_EXTRACTED RECORDS_
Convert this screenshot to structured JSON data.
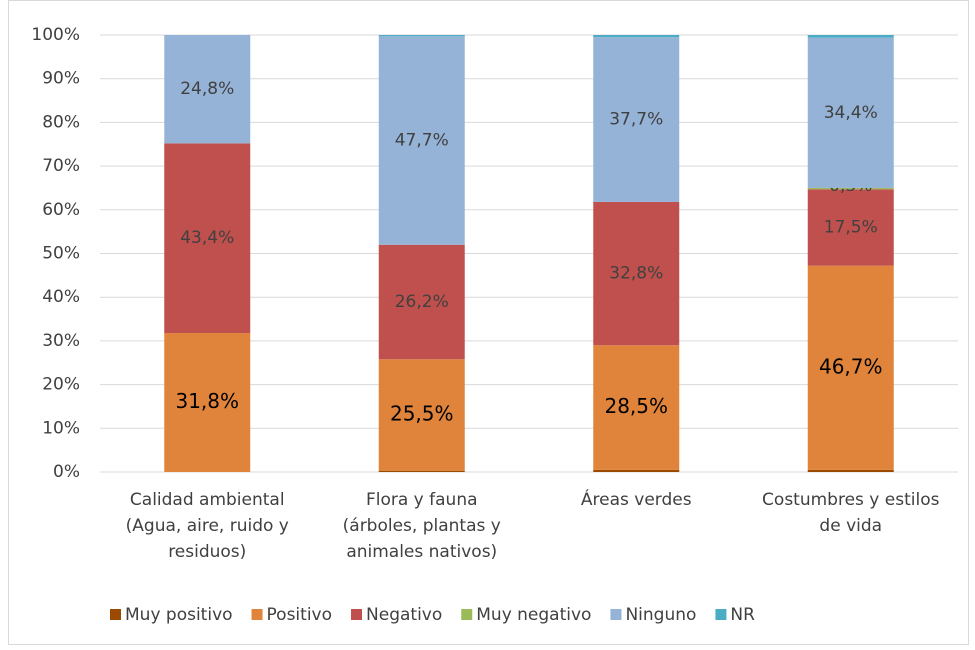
{
  "chart_data": {
    "type": "stacked_bar",
    "categories": [
      [
        "Calidad ambiental",
        "(Agua, aire, ruido y",
        "residuos)"
      ],
      [
        "Flora y fauna",
        "(árboles, plantas y",
        "animales nativos)"
      ],
      [
        "Áreas verdes"
      ],
      [
        "Costumbres y estilos",
        "de vida"
      ]
    ],
    "series": [
      {
        "name": "Muy positivo",
        "color": "#9c4a00",
        "values": [
          0,
          0.3,
          0.5,
          0.5
        ],
        "value_labels": [
          null,
          null,
          null,
          null
        ]
      },
      {
        "name": "Positivo",
        "color": "#e0843c",
        "values": [
          31.8,
          25.5,
          28.5,
          46.7
        ],
        "value_labels": [
          "31,8%",
          "25,5%",
          "28,5%",
          "46,7%"
        ]
      },
      {
        "name": "Negativo",
        "color": "#c0504d",
        "values": [
          43.4,
          26.2,
          32.8,
          17.5
        ],
        "value_labels": [
          "43,4%",
          "26,2%",
          "32,8%",
          "17,5%"
        ]
      },
      {
        "name": "Muy negativo",
        "color": "#9bbb59",
        "values": [
          0,
          0,
          0,
          0.3
        ],
        "value_labels": [
          null,
          null,
          null,
          "0,3%"
        ]
      },
      {
        "name": "Ninguno",
        "color": "#95b3d7",
        "values": [
          24.8,
          47.7,
          37.7,
          34.4
        ],
        "value_labels": [
          "24,8%",
          "47,7%",
          "37,7%",
          "34,4%"
        ]
      },
      {
        "name": "NR",
        "color": "#4bacc6",
        "values": [
          0,
          0.3,
          0.5,
          0.6
        ],
        "value_labels": [
          null,
          null,
          null,
          null
        ]
      }
    ],
    "ylim": [
      0,
      100
    ],
    "yticks": [
      {
        "value": 0,
        "label": "0%"
      },
      {
        "value": 10,
        "label": "10%"
      },
      {
        "value": 20,
        "label": "20%"
      },
      {
        "value": 30,
        "label": "30%"
      },
      {
        "value": 40,
        "label": "40%"
      },
      {
        "value": 50,
        "label": "50%"
      },
      {
        "value": 60,
        "label": "60%"
      },
      {
        "value": 70,
        "label": "70%"
      },
      {
        "value": 80,
        "label": "80%"
      },
      {
        "value": 90,
        "label": "90%"
      },
      {
        "value": 100,
        "label": "100%"
      }
    ],
    "grid": true,
    "legend": "bottom"
  }
}
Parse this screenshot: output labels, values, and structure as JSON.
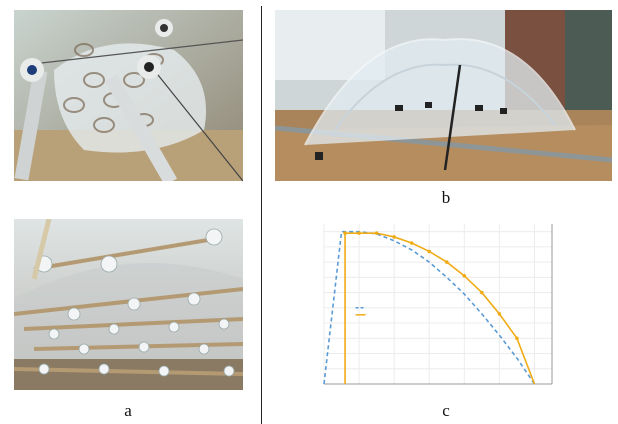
{
  "figure": {
    "panels": [
      {
        "id": "a",
        "caption": "a"
      },
      {
        "id": "b",
        "caption": "b"
      },
      {
        "id": "c",
        "caption": "c"
      }
    ]
  },
  "chart_data": {
    "type": "line",
    "series": [
      {
        "color": "#5b9bd5",
        "style": "dashed",
        "x": [
          0.0,
          0.5,
          1.0,
          1.5,
          2.0,
          2.5,
          3.0,
          3.5,
          4.0,
          4.5,
          5.0,
          5.5,
          6.0
        ],
        "y": [
          0.0,
          1.0,
          1.0,
          0.985,
          0.94,
          0.88,
          0.8,
          0.7,
          0.59,
          0.46,
          0.32,
          0.17,
          0.0
        ]
      },
      {
        "color": "#f0ac17",
        "style": "solid-markers",
        "x": [
          0.6,
          0.6,
          1.0,
          1.5,
          2.0,
          2.5,
          3.0,
          3.5,
          4.0,
          4.5,
          5.0,
          5.5,
          6.0
        ],
        "y": [
          0.0,
          0.99,
          0.99,
          0.99,
          0.965,
          0.925,
          0.87,
          0.8,
          0.71,
          0.6,
          0.46,
          0.3,
          0.0
        ]
      }
    ],
    "xlim": [
      0,
      6.5
    ],
    "ylim": [
      0,
      1.05
    ],
    "grid": true,
    "legend_placement": "left-center"
  }
}
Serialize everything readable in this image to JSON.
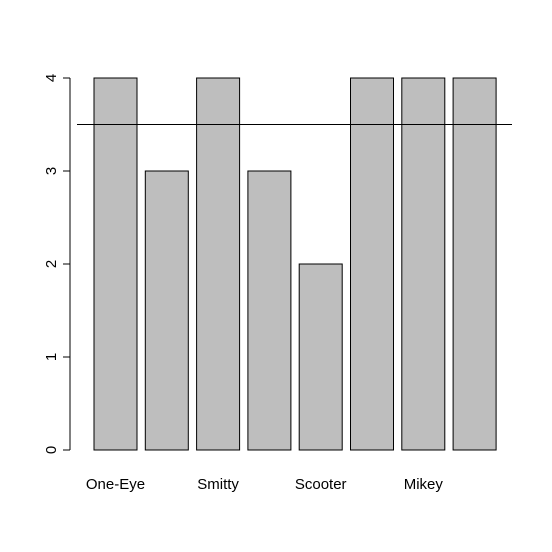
{
  "chart_data": {
    "type": "bar",
    "categories": [
      "One-Eye",
      "",
      "Smitty",
      "",
      "Scooter",
      "",
      "Mikey",
      ""
    ],
    "values": [
      4,
      3,
      4,
      3,
      2,
      4,
      4,
      4
    ],
    "ylim": [
      0,
      4
    ],
    "yticks": [
      0,
      1,
      2,
      3,
      4
    ],
    "reference_line": 3.5,
    "bar_color": "#bebebe",
    "border_color": "#000000",
    "title": "",
    "xlabel": "",
    "ylabel": ""
  }
}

_WHAT THE TASK REQUIRES_
Quote the preceding records in their entirety, excluding every picture.

_OUTPUT BELOW_
Convert this screenshot to structured JSON data.
{
  "chart_data": {
    "type": "stacked_bar",
    "categories": [
      [
        "Calidad ambiental",
        "(Agua, aire, ruido y",
        "residuos)"
      ],
      [
        "Flora y fauna",
        "(árboles, plantas y",
        "animales nativos)"
      ],
      [
        "Áreas verdes"
      ],
      [
        "Costumbres y estilos",
        "de vida"
      ]
    ],
    "series": [
      {
        "name": "Muy positivo",
        "color": "#9c4a00",
        "values": [
          0,
          0.3,
          0.5,
          0.5
        ],
        "value_labels": [
          null,
          null,
          null,
          null
        ]
      },
      {
        "name": "Positivo",
        "color": "#e0843c",
        "values": [
          31.8,
          25.5,
          28.5,
          46.7
        ],
        "value_labels": [
          "31,8%",
          "25,5%",
          "28,5%",
          "46,7%"
        ]
      },
      {
        "name": "Negativo",
        "color": "#c0504d",
        "values": [
          43.4,
          26.2,
          32.8,
          17.5
        ],
        "value_labels": [
          "43,4%",
          "26,2%",
          "32,8%",
          "17,5%"
        ]
      },
      {
        "name": "Muy negativo",
        "color": "#9bbb59",
        "values": [
          0,
          0,
          0,
          0.3
        ],
        "value_labels": [
          null,
          null,
          null,
          "0,3%"
        ]
      },
      {
        "name": "Ninguno",
        "color": "#95b3d7",
        "values": [
          24.8,
          47.7,
          37.7,
          34.4
        ],
        "value_labels": [
          "24,8%",
          "47,7%",
          "37,7%",
          "34,4%"
        ]
      },
      {
        "name": "NR",
        "color": "#4bacc6",
        "values": [
          0,
          0.3,
          0.5,
          0.6
        ],
        "value_labels": [
          null,
          null,
          null,
          null
        ]
      }
    ],
    "ylim": [
      0,
      100
    ],
    "yticks": [
      {
        "value": 0,
        "label": "0%"
      },
      {
        "value": 10,
        "label": "10%"
      },
      {
        "value": 20,
        "label": "20%"
      },
      {
        "value": 30,
        "label": "30%"
      },
      {
        "value": 40,
        "label": "40%"
      },
      {
        "value": 50,
        "label": "50%"
      },
      {
        "value": 60,
        "label": "60%"
      },
      {
        "value": 70,
        "label": "70%"
      },
      {
        "value": 80,
        "label": "80%"
      },
      {
        "value": 90,
        "label": "90%"
      },
      {
        "value": 100,
        "label": "100%"
      }
    ],
    "grid": true,
    "legend": "bottom"
  }
}
Parse this screenshot: output labels, values, and structure as JSON.
{
  "figure": {
    "panels": [
      {
        "id": "a",
        "caption": "a"
      },
      {
        "id": "b",
        "caption": "b"
      },
      {
        "id": "c",
        "caption": "c"
      }
    ]
  },
  "chart_data": {
    "type": "line",
    "series": [
      {
        "color": "#5b9bd5",
        "style": "dashed",
        "x": [
          0.0,
          0.5,
          1.0,
          1.5,
          2.0,
          2.5,
          3.0,
          3.5,
          4.0,
          4.5,
          5.0,
          5.5,
          6.0
        ],
        "y": [
          0.0,
          1.0,
          1.0,
          0.985,
          0.94,
          0.88,
          0.8,
          0.7,
          0.59,
          0.46,
          0.32,
          0.17,
          0.0
        ]
      },
      {
        "color": "#f0ac17",
        "style": "solid-markers",
        "x": [
          0.6,
          0.6,
          1.0,
          1.5,
          2.0,
          2.5,
          3.0,
          3.5,
          4.0,
          4.5,
          5.0,
          5.5,
          6.0
        ],
        "y": [
          0.0,
          0.99,
          0.99,
          0.99,
          0.965,
          0.925,
          0.87,
          0.8,
          0.71,
          0.6,
          0.46,
          0.3,
          0.0
        ]
      }
    ],
    "xlim": [
      0,
      6.5
    ],
    "ylim": [
      0,
      1.05
    ],
    "grid": true,
    "legend_placement": "left-center"
  }
}
Serialize everything readable in this image to JSON.
{
  "chart_data": {
    "type": "bar",
    "categories": [
      "One-Eye",
      "",
      "Smitty",
      "",
      "Scooter",
      "",
      "Mikey",
      ""
    ],
    "values": [
      4,
      3,
      4,
      3,
      2,
      4,
      4,
      4
    ],
    "ylim": [
      0,
      4
    ],
    "yticks": [
      0,
      1,
      2,
      3,
      4
    ],
    "reference_line": 3.5,
    "bar_color": "#bebebe",
    "border_color": "#000000",
    "title": "",
    "xlabel": "",
    "ylabel": ""
  }
}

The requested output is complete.